For the data that follows, report how many lines contain the word "x이므로", and nothing else.

--- start Records to process ---

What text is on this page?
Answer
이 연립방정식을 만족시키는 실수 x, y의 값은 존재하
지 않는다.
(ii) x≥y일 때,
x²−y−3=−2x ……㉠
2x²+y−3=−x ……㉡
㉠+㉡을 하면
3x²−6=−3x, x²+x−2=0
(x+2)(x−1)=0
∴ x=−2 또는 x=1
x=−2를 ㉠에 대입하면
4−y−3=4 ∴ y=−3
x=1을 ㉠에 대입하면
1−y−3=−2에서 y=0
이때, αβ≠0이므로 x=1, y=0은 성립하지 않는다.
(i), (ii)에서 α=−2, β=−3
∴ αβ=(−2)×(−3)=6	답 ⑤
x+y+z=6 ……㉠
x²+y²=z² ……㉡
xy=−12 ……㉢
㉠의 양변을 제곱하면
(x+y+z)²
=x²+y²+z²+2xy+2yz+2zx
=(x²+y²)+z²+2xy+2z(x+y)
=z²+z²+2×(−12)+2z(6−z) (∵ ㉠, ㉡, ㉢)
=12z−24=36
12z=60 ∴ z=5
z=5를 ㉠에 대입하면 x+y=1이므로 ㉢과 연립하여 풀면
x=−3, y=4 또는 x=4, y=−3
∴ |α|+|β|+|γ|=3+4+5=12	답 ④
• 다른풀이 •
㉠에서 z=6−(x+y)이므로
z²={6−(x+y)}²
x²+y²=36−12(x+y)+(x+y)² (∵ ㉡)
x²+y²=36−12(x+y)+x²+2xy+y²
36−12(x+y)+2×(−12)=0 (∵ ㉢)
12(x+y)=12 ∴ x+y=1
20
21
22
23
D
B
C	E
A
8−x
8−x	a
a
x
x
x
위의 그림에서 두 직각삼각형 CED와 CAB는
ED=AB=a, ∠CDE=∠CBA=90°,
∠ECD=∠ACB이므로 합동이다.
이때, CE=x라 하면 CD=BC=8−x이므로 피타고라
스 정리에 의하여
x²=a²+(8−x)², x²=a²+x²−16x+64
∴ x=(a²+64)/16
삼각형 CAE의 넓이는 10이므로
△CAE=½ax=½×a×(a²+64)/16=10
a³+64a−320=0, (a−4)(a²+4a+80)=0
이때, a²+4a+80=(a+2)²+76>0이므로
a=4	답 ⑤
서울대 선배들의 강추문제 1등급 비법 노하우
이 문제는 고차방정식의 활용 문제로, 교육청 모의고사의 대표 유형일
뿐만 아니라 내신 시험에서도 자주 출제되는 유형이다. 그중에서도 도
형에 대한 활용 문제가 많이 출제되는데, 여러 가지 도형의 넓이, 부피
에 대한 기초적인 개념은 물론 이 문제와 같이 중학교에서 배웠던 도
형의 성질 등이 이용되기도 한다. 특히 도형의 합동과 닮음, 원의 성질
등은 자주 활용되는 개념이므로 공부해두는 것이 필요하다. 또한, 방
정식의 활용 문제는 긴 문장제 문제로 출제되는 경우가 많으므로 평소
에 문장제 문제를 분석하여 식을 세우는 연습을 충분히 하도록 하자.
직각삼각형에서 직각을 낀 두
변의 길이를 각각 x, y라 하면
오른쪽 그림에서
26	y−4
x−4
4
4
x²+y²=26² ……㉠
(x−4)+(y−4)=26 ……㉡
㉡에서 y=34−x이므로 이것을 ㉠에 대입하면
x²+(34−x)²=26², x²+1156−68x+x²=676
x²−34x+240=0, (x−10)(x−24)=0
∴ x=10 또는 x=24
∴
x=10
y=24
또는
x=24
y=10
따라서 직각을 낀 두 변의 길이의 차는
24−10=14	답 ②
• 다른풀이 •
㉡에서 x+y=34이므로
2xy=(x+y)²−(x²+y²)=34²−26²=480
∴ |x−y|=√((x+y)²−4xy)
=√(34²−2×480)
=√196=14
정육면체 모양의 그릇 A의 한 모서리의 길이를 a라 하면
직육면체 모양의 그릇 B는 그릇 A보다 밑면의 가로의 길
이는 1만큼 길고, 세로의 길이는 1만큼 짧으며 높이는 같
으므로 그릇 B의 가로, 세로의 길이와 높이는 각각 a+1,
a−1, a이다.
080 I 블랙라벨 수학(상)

--- end Records to process ---

» Answer below: 2